EXERCISE:
Transcribe all of the material exactly. Any picture in it should be left out.

Collected data entries:
>>>>
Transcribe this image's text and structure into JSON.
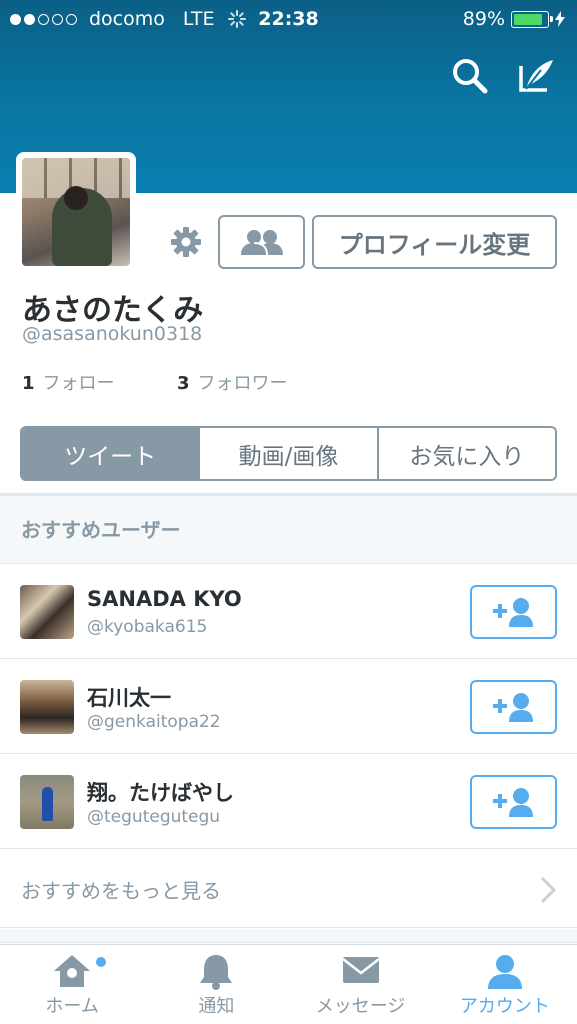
{
  "status_bar": {
    "carrier": "docomo",
    "network": "LTE",
    "time": "22:38",
    "battery": "89%",
    "battery_level": 0.89,
    "signal_dots_on": 2,
    "signal_dots_total": 5
  },
  "profile": {
    "display_name": "あさのたくみ",
    "screen_name": "@asasanokun0318",
    "edit_profile_label": "プロフィール変更",
    "following_count": "1",
    "following_label": "フォロー",
    "followers_count": "3",
    "followers_label": "フォロワー"
  },
  "tabs": [
    {
      "label": "ツイート",
      "active": true
    },
    {
      "label": "動画/画像",
      "active": false
    },
    {
      "label": "お気に入り",
      "active": false
    }
  ],
  "suggested": {
    "title": "おすすめユーザー",
    "users": [
      {
        "name": "SANADA KYO",
        "handle": "@kyobaka615"
      },
      {
        "name": "石川太一",
        "handle": "@genkaitopa22"
      },
      {
        "name": "翔。たけばやし",
        "handle": "@tegutegutegu"
      }
    ],
    "see_more": "おすすめをもっと見る"
  },
  "tabbar": [
    {
      "label": "ホーム",
      "icon": "home-icon",
      "active": false
    },
    {
      "label": "通知",
      "icon": "bell-icon",
      "active": false
    },
    {
      "label": "メッセージ",
      "icon": "envelope-icon",
      "active": false
    },
    {
      "label": "アカウント",
      "icon": "person-icon",
      "active": true
    }
  ],
  "colors": {
    "header_blue": "#0a76a3",
    "accent": "#55acee",
    "muted": "#8899a6",
    "battery_green": "#4cd964"
  }
}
<<<<
FULL SOLUTION:
Transcribe this image's text and structure into JSON.
{
  "status_bar": {
    "carrier": "docomo",
    "network": "LTE",
    "time": "22:38",
    "battery": "89%",
    "battery_level": 0.89,
    "signal_dots_on": 2,
    "signal_dots_total": 5
  },
  "profile": {
    "display_name": "あさのたくみ",
    "screen_name": "@asasanokun0318",
    "edit_profile_label": "プロフィール変更",
    "following_count": "1",
    "following_label": "フォロー",
    "followers_count": "3",
    "followers_label": "フォロワー"
  },
  "tabs": [
    {
      "label": "ツイート",
      "active": true
    },
    {
      "label": "動画/画像",
      "active": false
    },
    {
      "label": "お気に入り",
      "active": false
    }
  ],
  "suggested": {
    "title": "おすすめユーザー",
    "users": [
      {
        "name": "SANADA KYO",
        "handle": "@kyobaka615"
      },
      {
        "name": "石川太一",
        "handle": "@genkaitopa22"
      },
      {
        "name": "翔。たけばやし",
        "handle": "@tegutegutegu"
      }
    ],
    "see_more": "おすすめをもっと見る"
  },
  "tabbar": [
    {
      "label": "ホーム",
      "icon": "home-icon",
      "active": false
    },
    {
      "label": "通知",
      "icon": "bell-icon",
      "active": false
    },
    {
      "label": "メッセージ",
      "icon": "envelope-icon",
      "active": false
    },
    {
      "label": "アカウント",
      "icon": "person-icon",
      "active": true
    }
  ],
  "colors": {
    "header_blue": "#0a76a3",
    "accent": "#55acee",
    "muted": "#8899a6",
    "battery_green": "#4cd964"
  }
}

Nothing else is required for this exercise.